**Recorded data**
|---|
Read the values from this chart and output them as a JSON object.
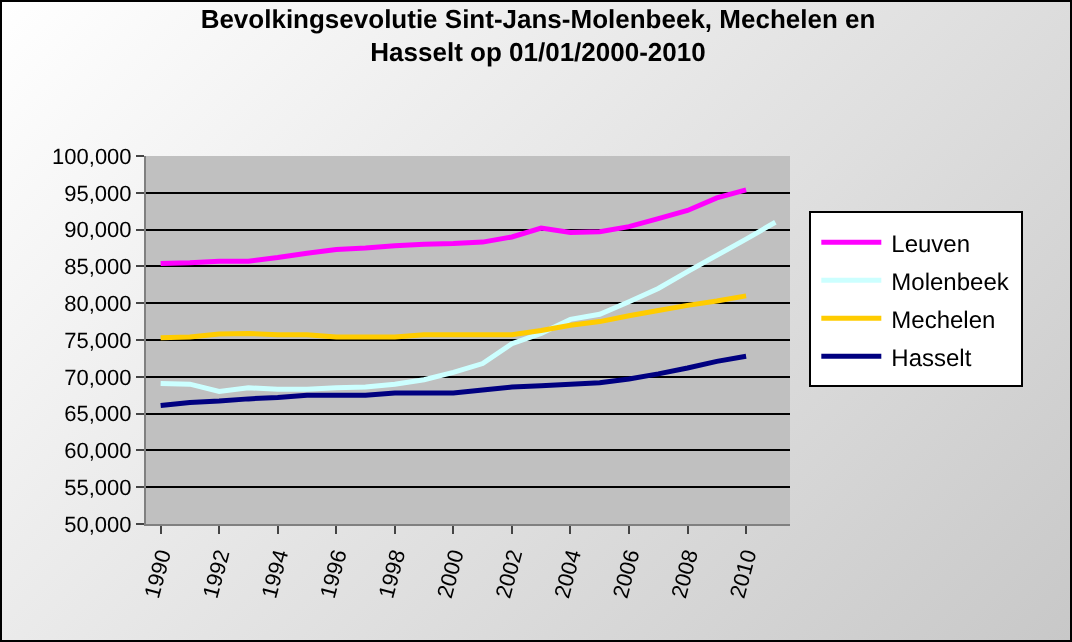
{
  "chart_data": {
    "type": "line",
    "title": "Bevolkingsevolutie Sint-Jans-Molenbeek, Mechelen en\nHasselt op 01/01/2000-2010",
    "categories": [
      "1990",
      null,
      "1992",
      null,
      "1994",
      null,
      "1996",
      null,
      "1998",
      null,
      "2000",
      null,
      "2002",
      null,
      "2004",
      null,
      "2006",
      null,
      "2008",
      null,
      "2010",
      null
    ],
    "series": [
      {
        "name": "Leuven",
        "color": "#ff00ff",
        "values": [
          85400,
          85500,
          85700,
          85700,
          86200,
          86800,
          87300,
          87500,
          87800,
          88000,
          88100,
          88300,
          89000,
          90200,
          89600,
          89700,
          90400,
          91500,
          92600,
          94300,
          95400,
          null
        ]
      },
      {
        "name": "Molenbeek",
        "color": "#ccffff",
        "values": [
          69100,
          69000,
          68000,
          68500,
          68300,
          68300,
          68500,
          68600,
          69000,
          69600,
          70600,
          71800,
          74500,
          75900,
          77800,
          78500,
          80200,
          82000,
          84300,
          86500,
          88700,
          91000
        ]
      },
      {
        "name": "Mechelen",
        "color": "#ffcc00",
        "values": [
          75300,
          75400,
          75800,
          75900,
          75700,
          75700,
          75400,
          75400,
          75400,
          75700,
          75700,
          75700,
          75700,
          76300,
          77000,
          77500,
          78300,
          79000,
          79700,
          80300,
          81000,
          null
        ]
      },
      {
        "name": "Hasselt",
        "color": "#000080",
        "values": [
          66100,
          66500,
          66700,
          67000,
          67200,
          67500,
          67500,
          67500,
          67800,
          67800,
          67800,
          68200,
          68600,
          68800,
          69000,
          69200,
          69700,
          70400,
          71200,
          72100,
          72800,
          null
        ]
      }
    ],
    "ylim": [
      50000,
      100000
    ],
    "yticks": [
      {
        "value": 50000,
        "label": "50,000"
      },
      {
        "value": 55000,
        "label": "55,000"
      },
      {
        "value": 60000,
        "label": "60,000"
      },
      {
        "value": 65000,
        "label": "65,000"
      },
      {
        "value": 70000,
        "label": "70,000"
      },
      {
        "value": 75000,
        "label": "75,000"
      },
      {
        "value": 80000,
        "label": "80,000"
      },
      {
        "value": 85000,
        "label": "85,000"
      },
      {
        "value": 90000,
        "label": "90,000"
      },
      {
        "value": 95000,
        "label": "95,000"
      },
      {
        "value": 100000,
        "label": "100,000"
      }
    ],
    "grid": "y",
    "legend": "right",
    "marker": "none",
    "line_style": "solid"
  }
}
|---|
**To be done**
What is needed is an exact reproduction of the data, pictures excluded.

**Answer for this exercise**
Read the values from this chart and output them as a JSON object.
{
  "chart_data": {
    "type": "line",
    "title": "Bevolkingsevolutie Sint-Jans-Molenbeek, Mechelen en\nHasselt op 01/01/2000-2010",
    "categories": [
      "1990",
      null,
      "1992",
      null,
      "1994",
      null,
      "1996",
      null,
      "1998",
      null,
      "2000",
      null,
      "2002",
      null,
      "2004",
      null,
      "2006",
      null,
      "2008",
      null,
      "2010",
      null
    ],
    "series": [
      {
        "name": "Leuven",
        "color": "#ff00ff",
        "values": [
          85400,
          85500,
          85700,
          85700,
          86200,
          86800,
          87300,
          87500,
          87800,
          88000,
          88100,
          88300,
          89000,
          90200,
          89600,
          89700,
          90400,
          91500,
          92600,
          94300,
          95400,
          null
        ]
      },
      {
        "name": "Molenbeek",
        "color": "#ccffff",
        "values": [
          69100,
          69000,
          68000,
          68500,
          68300,
          68300,
          68500,
          68600,
          69000,
          69600,
          70600,
          71800,
          74500,
          75900,
          77800,
          78500,
          80200,
          82000,
          84300,
          86500,
          88700,
          91000
        ]
      },
      {
        "name": "Mechelen",
        "color": "#ffcc00",
        "values": [
          75300,
          75400,
          75800,
          75900,
          75700,
          75700,
          75400,
          75400,
          75400,
          75700,
          75700,
          75700,
          75700,
          76300,
          77000,
          77500,
          78300,
          79000,
          79700,
          80300,
          81000,
          null
        ]
      },
      {
        "name": "Hasselt",
        "color": "#000080",
        "values": [
          66100,
          66500,
          66700,
          67000,
          67200,
          67500,
          67500,
          67500,
          67800,
          67800,
          67800,
          68200,
          68600,
          68800,
          69000,
          69200,
          69700,
          70400,
          71200,
          72100,
          72800,
          null
        ]
      }
    ],
    "ylim": [
      50000,
      100000
    ],
    "yticks": [
      {
        "value": 50000,
        "label": "50,000"
      },
      {
        "value": 55000,
        "label": "55,000"
      },
      {
        "value": 60000,
        "label": "60,000"
      },
      {
        "value": 65000,
        "label": "65,000"
      },
      {
        "value": 70000,
        "label": "70,000"
      },
      {
        "value": 75000,
        "label": "75,000"
      },
      {
        "value": 80000,
        "label": "80,000"
      },
      {
        "value": 85000,
        "label": "85,000"
      },
      {
        "value": 90000,
        "label": "90,000"
      },
      {
        "value": 95000,
        "label": "95,000"
      },
      {
        "value": 100000,
        "label": "100,000"
      }
    ],
    "grid": "y",
    "legend": "right",
    "marker": "none",
    "line_style": "solid"
  }
}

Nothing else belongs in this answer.